Set task:
Copy the entries word for word, starting at the line that contains "video-thumbnail-icon [98,15,164,73]" and ending at the line that contains "params-label: 参数(P): [216,363,261,377]", both included.

Layout element entries:
══════════════════════════════

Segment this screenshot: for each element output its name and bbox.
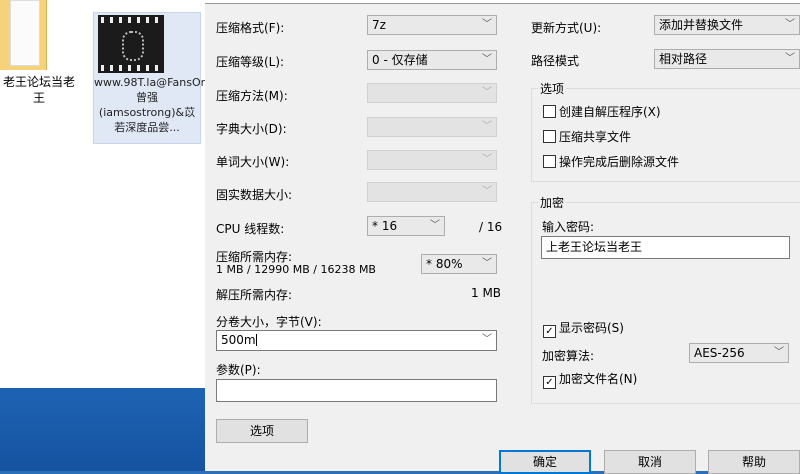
video-thumbnail-icon [98,15,164,73]
chevron-down-icon: ﹀ [785,53,795,64]
desktop-folder-item[interactable]: 老王论坛当老王 [0,0,80,110]
chevron-down-icon: ﹀ [482,87,492,98]
path-mode-select[interactable]: 相对路径 ﹀ [654,49,800,69]
encryption-group-title: 加密 [538,194,567,211]
params-label: 参数(P): [216,363,261,377]
password-input[interactable]: 上老王论坛当老王 [541,236,790,259]
chevron-down-icon: ﹀ [482,54,492,65]
help-button[interactable]: 帮助 [708,450,800,474]
cancel-button[interactable]: 取消 [604,450,696,474]
text-caret [255,334,257,346]
checkbox-box [543,130,556,143]
cpu-label: CPU 线程数: [216,222,285,236]
checkbox-box: ✓ [543,376,556,389]
chevron-down-icon: ﹀ [482,334,492,345]
update-mode-select[interactable]: 添加并替换文件 ﹀ [654,15,800,35]
desktop-item-label: 老王论坛当老王 [2,75,75,105]
cpu-total: / 16 [479,220,503,234]
level-select[interactable]: 0 - 仅存储 ﹀ [367,50,497,70]
decompress-memory-value: 1 MB [471,286,502,300]
desktop-background [0,388,205,471]
options-button[interactable]: 选项 [216,419,308,443]
chevron-down-icon: ﹀ [430,220,440,231]
desktop-item-label: www.98T.la@FansOne曾强(iamsostrong)&苡若深度品尝… [94,76,215,134]
chevron-down-icon: ﹀ [482,19,492,30]
method-label: 压缩方法(M): [216,89,288,103]
options-group-title: 选项 [538,80,567,97]
format-select[interactable]: 7z ﹀ [367,15,497,35]
chevron-down-icon: ﹀ [482,154,492,165]
encryption-method-select[interactable]: AES-256 ﹀ [689,343,789,363]
word-label: 单词大小(W): [216,155,290,169]
chevron-down-icon: ﹀ [774,347,784,358]
folder-icon [0,0,47,70]
dict-select[interactable]: ﹀ [367,117,497,137]
add-to-archive-dialog: 压缩格式(F): 7z ﹀ 压缩等级(L): 0 - 仅存储 ﹀ 压缩方法(M): … [205,0,800,474]
memory-detail: 1 MB / 12990 MB / 16238 MB [216,263,376,276]
sfx-checkbox[interactable]: 创建自解压程序(X) [543,105,661,119]
checkbox-box [543,105,556,118]
chevron-down-icon: ﹀ [482,186,492,197]
format-label: 压缩格式(F): [216,21,285,35]
password-label: 输入密码: [542,220,595,234]
split-size-input[interactable]: 500m ﹀ [216,330,497,351]
desktop: 老王论坛当老王 www.98T.la@FansOne曾强(iamsostrong… [0,0,215,471]
level-label: 压缩等级(L): [216,55,285,69]
method-select[interactable]: ﹀ [367,83,497,103]
ok-button[interactable]: 确定 [499,450,591,474]
shared-files-checkbox[interactable]: 压缩共享文件 [543,130,631,144]
desktop-video-item[interactable]: www.98T.la@FansOne曾强(iamsostrong)&苡若深度品尝… [93,12,215,144]
show-password-checkbox[interactable]: ✓ 显示密码(S) [543,321,624,338]
delete-after-checkbox[interactable]: 操作完成后删除源文件 [543,155,679,169]
chevron-down-icon: ﹀ [482,258,492,269]
solid-label: 固实数据大小: [216,188,293,202]
encryption-method-label: 加密算法: [542,349,595,363]
archive-path-field-edge [205,0,800,4]
checkbox-box: ✓ [543,325,556,338]
path-mode-label: 路径模式 [531,54,580,68]
encrypt-filenames-checkbox[interactable]: ✓ 加密文件名(N) [543,372,637,389]
cpu-threads-select[interactable]: * 16 ﹀ [367,216,445,236]
params-input[interactable] [216,379,497,402]
dict-label: 字典大小(D): [216,122,287,136]
chevron-down-icon: ﹀ [482,121,492,132]
split-label: 分卷大小，字节(V): [216,315,322,329]
word-select[interactable]: ﹀ [367,150,497,170]
chevron-down-icon: ﹀ [785,19,795,30]
memory-percent-select[interactable]: * 80% ﹀ [421,254,497,274]
update-mode-label: 更新方式(U): [531,21,602,35]
decompress-memory-label: 解压所需内存: [216,288,293,302]
checkbox-box [543,155,556,168]
solid-select[interactable]: ﹀ [367,182,497,202]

══════════════════════════════

Task response:
video-thumbnail-icon [98,15,164,73]
chevron-down-icon: ﹀ [785,53,795,64]
desktop-folder-item[interactable]: 老王论坛当老王 [0,0,80,110]
chevron-down-icon: ﹀ [482,87,492,98]
path-mode-select[interactable]: 相对路径 ﹀ [654,49,800,69]
encryption-group-title: 加密 [538,194,567,211]
params-label: 参数(P): [216,363,261,377]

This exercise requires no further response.